(Given task)
Work out how many lines include "plus" and answer with that number only.

(Dataset records)

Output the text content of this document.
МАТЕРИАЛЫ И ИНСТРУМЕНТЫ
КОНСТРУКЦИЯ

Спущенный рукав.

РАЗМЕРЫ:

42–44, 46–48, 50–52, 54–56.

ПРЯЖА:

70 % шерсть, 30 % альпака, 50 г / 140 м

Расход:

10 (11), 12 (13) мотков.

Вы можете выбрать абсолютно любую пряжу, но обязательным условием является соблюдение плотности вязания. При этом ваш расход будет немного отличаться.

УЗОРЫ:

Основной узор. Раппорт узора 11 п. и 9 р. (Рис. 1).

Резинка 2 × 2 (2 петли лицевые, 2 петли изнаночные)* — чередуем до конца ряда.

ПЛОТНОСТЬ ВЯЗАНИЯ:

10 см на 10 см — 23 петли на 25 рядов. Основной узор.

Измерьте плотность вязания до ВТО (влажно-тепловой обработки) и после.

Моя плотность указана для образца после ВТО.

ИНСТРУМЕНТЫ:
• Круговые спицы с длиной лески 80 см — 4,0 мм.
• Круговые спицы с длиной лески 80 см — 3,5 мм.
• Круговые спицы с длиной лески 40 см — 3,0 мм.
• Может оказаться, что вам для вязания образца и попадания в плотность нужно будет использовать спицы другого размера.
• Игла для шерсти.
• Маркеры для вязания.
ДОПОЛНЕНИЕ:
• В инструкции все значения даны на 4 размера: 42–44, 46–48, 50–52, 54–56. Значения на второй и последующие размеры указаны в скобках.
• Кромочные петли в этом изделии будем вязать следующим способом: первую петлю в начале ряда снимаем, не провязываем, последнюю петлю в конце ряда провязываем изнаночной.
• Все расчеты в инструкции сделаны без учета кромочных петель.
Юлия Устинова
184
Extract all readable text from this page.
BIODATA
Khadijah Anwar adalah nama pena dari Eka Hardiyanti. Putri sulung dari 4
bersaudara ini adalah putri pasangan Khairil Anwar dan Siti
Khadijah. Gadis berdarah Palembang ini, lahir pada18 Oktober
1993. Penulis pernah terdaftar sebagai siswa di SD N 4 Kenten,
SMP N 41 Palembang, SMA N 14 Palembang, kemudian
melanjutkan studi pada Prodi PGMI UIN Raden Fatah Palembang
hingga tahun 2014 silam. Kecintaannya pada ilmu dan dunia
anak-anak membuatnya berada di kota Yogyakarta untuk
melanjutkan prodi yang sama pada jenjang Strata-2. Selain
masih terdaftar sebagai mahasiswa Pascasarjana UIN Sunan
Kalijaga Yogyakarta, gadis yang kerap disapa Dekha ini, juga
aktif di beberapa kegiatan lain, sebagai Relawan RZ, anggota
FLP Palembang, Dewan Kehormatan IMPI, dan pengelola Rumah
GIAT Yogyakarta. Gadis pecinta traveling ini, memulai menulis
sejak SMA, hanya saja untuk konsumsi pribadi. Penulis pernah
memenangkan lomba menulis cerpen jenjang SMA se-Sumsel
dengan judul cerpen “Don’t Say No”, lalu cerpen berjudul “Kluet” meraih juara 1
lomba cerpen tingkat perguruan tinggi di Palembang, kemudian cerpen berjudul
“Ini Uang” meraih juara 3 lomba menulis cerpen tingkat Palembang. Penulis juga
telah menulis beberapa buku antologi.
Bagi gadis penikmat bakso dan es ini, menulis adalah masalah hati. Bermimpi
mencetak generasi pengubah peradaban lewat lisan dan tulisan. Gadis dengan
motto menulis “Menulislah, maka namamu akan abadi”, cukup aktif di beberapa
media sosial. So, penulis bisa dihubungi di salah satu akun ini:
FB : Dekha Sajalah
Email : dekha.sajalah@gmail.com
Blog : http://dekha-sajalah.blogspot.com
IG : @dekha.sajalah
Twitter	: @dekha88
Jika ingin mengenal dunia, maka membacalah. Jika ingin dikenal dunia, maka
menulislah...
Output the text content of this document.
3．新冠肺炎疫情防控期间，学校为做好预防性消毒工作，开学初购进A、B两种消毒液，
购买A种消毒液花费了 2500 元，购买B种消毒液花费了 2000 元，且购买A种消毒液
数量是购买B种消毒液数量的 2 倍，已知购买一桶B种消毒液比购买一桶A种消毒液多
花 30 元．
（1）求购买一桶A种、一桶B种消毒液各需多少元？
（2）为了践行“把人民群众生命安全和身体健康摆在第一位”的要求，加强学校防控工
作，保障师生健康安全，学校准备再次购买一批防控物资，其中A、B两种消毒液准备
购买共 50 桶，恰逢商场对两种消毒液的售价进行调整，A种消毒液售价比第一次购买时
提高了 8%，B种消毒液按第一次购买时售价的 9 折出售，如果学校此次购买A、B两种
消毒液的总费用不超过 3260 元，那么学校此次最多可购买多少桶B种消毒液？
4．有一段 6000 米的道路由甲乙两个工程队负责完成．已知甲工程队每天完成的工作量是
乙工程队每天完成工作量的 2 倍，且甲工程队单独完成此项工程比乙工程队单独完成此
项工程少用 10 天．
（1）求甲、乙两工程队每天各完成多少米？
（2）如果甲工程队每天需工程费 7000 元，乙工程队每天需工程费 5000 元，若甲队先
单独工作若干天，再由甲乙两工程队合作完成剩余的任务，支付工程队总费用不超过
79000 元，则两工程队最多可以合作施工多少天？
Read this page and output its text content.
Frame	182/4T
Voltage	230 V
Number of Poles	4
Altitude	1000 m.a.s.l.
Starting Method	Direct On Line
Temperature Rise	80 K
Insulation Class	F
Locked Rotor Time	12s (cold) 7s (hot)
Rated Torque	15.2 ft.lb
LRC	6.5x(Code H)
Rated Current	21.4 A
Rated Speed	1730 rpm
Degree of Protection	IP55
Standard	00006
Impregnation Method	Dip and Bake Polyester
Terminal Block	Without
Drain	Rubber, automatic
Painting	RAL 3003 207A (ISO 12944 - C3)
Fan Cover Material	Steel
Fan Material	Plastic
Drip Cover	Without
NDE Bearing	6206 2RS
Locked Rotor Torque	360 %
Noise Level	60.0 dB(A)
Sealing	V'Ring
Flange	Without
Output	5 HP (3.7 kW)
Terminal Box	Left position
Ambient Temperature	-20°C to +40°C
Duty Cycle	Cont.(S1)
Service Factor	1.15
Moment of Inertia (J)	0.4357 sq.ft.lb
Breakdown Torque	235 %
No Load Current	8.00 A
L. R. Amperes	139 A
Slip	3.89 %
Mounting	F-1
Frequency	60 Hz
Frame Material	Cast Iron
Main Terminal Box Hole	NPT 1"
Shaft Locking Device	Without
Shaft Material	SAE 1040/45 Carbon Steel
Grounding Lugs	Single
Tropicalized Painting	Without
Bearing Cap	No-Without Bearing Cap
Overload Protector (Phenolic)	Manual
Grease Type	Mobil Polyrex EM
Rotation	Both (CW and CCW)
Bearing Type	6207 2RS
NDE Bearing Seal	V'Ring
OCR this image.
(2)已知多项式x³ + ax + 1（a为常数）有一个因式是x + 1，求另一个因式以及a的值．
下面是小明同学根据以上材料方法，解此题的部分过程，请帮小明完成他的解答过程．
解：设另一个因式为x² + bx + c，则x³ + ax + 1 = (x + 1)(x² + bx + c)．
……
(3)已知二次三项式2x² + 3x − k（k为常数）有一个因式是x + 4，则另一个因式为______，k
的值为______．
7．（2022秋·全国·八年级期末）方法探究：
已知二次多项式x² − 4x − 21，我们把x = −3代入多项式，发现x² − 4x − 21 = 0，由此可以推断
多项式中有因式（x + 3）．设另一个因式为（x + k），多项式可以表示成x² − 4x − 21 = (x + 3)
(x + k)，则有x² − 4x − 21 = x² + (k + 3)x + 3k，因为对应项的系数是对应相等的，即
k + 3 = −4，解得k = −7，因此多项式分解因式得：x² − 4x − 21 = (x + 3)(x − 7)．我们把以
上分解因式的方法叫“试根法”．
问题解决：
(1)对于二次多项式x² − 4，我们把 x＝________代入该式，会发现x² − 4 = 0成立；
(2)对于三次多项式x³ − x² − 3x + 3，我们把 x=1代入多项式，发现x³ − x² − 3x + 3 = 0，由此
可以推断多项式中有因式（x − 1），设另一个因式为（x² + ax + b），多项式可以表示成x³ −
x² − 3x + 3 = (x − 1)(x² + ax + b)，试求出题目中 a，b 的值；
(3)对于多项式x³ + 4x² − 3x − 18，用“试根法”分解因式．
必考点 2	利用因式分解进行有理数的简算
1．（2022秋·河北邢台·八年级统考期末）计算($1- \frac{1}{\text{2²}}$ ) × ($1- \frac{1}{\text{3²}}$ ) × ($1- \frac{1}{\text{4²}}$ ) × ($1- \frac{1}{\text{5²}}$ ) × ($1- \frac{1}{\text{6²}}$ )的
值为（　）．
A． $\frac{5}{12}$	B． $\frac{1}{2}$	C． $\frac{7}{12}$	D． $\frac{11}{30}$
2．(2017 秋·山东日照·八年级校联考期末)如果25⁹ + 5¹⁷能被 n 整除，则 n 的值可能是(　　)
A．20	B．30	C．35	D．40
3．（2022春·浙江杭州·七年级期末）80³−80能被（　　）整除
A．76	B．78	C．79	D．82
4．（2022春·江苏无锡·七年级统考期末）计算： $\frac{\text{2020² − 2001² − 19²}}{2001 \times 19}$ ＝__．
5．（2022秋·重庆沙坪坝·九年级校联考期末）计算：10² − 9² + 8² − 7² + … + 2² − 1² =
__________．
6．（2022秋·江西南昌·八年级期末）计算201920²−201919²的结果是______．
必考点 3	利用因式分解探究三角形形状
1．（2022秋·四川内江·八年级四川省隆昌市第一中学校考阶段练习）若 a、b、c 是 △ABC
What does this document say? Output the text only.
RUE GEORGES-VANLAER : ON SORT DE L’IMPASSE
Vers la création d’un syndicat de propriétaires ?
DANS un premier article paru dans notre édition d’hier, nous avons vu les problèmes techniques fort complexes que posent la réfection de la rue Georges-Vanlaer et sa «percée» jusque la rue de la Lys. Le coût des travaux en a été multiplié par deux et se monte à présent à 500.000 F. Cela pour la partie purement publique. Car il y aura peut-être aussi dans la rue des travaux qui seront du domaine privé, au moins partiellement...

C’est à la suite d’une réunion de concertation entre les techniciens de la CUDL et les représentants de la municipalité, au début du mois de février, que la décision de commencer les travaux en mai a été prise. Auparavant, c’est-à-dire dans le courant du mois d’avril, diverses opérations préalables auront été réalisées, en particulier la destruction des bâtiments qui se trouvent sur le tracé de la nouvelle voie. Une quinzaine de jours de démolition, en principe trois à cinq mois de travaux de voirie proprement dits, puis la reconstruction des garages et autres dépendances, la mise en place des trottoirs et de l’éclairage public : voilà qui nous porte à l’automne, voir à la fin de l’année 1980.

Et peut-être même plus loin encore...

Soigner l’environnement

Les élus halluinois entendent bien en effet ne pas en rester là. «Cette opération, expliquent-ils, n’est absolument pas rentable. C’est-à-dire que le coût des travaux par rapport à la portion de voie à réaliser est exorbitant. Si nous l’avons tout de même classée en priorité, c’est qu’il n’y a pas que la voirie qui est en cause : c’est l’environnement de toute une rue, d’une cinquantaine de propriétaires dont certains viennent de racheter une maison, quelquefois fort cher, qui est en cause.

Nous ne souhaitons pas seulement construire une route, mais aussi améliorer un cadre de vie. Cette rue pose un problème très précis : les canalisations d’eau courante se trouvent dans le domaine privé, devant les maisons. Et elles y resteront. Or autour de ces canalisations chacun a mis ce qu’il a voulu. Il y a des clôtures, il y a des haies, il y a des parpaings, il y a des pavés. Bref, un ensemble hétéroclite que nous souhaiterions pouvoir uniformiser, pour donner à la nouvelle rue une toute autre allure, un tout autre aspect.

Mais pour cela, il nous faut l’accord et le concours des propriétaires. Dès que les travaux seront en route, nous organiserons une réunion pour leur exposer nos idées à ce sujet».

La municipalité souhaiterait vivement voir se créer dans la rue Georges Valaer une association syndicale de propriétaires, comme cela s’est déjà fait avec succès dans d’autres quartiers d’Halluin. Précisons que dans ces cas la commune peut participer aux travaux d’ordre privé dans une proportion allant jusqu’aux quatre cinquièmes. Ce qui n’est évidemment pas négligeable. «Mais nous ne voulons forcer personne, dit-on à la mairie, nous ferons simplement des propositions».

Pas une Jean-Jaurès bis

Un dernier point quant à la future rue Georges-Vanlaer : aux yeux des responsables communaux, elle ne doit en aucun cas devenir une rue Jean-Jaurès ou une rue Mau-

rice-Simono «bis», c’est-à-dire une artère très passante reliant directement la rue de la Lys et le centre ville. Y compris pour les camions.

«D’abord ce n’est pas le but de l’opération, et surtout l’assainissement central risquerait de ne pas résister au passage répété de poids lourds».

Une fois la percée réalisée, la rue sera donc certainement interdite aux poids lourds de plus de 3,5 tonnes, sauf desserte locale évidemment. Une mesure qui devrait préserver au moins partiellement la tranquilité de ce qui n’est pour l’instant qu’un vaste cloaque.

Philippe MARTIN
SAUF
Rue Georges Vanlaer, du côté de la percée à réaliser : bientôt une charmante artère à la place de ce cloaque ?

(Expected answer)
2